### WHAT YOU ARE ASKED TO DO
Locate all lines with the word "session". Copy them.
---------- THE RECORDS ----------
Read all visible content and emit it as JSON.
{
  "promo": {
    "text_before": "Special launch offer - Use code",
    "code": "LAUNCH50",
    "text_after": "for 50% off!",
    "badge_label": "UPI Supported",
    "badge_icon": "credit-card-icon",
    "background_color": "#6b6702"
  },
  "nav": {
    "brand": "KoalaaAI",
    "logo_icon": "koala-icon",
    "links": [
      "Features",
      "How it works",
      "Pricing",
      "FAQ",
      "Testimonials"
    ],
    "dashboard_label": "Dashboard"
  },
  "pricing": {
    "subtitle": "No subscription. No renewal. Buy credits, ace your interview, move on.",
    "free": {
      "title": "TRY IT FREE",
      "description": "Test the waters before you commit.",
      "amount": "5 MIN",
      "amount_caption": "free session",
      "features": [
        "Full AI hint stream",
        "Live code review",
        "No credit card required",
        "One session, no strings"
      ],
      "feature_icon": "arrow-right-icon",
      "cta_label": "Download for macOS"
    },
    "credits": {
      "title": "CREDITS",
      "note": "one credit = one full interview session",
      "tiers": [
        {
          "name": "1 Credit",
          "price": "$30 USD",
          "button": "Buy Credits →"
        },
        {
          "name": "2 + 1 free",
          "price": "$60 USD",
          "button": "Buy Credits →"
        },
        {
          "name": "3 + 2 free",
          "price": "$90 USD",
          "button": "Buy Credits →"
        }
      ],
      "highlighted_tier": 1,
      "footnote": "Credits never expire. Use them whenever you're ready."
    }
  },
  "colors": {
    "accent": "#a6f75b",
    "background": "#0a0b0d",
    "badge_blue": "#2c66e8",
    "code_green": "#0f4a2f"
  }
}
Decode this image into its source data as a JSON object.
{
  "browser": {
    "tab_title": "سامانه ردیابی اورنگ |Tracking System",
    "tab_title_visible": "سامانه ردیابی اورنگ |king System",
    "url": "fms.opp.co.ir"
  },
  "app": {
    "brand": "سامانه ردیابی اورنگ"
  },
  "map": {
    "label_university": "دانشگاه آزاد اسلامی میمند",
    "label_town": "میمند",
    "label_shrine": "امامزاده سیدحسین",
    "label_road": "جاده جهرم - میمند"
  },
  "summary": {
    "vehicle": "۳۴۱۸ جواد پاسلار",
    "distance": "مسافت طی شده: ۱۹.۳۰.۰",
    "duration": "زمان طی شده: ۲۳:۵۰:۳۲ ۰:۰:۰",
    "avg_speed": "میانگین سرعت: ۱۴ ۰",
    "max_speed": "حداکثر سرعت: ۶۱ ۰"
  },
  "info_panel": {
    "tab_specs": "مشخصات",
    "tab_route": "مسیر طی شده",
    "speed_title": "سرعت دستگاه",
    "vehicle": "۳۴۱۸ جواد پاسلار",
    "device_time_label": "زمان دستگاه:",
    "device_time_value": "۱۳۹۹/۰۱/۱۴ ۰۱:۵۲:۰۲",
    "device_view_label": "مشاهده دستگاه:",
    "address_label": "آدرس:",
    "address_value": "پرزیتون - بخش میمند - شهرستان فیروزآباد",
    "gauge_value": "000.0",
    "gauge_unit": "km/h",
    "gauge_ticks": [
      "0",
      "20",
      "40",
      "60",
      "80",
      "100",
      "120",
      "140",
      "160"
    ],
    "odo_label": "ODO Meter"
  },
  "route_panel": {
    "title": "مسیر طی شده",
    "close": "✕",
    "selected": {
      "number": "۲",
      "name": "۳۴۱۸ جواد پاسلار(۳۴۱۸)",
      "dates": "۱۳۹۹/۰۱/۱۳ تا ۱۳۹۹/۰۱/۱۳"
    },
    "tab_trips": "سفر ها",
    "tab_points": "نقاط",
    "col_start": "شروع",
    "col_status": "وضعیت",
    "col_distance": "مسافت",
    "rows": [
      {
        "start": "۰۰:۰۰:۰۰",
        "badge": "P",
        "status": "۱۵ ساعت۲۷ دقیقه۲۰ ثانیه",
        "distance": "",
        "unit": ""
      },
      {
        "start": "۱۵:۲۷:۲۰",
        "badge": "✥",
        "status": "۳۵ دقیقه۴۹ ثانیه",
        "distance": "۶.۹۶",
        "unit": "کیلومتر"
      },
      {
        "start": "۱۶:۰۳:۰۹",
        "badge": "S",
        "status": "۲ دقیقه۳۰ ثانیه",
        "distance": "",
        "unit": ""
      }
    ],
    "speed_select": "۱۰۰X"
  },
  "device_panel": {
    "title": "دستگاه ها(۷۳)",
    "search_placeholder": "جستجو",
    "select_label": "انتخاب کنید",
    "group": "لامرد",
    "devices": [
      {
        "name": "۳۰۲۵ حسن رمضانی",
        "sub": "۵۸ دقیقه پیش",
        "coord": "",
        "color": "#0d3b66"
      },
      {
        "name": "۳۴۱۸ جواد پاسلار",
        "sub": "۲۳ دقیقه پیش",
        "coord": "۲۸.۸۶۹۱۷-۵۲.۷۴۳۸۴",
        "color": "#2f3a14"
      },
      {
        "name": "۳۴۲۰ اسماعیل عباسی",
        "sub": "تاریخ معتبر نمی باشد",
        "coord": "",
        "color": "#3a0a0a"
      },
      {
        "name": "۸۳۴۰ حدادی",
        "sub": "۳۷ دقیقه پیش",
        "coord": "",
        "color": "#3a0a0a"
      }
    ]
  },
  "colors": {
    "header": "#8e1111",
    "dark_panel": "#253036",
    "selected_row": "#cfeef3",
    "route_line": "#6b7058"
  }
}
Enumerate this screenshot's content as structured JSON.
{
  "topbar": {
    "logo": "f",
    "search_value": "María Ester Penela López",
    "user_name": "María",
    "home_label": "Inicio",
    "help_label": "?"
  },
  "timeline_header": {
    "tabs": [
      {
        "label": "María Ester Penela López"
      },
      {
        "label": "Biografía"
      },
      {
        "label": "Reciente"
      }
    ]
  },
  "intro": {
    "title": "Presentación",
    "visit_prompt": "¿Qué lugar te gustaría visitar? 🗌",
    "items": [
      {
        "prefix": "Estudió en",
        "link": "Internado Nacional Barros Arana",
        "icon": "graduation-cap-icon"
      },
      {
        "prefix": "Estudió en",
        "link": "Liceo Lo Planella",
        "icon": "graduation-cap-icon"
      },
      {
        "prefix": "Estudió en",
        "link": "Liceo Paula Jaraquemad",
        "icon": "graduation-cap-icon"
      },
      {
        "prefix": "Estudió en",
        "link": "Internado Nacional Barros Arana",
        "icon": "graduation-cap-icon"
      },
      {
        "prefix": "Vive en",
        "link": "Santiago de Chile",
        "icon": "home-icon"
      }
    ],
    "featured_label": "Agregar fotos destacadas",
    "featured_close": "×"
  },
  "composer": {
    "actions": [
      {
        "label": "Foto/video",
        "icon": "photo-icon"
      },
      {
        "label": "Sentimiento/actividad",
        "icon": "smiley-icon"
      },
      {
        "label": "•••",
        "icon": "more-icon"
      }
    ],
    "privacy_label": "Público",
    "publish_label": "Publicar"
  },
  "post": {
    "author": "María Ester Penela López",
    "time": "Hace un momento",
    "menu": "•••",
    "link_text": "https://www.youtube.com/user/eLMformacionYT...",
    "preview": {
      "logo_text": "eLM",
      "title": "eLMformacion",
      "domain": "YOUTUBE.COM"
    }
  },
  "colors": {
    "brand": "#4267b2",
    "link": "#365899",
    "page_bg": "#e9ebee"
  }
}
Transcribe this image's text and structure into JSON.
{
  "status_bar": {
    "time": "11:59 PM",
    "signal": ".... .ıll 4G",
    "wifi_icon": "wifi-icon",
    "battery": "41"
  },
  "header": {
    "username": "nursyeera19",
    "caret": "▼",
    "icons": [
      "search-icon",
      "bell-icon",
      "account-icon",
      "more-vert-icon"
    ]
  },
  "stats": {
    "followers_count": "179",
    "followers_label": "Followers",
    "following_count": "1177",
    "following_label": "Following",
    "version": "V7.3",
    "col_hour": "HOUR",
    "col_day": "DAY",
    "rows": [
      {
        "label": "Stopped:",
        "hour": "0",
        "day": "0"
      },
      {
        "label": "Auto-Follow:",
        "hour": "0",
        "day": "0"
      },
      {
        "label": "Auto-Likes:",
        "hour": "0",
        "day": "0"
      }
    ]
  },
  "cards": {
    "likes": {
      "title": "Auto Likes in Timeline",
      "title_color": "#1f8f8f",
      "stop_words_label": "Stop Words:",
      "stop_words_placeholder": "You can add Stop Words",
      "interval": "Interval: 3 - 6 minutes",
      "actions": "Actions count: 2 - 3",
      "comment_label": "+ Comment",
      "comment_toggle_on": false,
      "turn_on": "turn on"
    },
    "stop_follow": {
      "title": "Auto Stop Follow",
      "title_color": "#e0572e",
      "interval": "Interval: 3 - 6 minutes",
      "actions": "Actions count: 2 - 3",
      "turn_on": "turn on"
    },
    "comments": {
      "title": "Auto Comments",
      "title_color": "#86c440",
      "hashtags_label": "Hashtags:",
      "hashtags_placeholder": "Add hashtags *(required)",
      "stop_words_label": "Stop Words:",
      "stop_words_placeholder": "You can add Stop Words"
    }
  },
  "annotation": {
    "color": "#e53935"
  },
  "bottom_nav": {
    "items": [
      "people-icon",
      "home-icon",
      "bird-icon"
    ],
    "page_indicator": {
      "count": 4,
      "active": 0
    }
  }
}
----------
### TASK OUTPUT
      "amount_caption": "free session",
        "One session, no strings"
      "note": "one credit = one full interview session",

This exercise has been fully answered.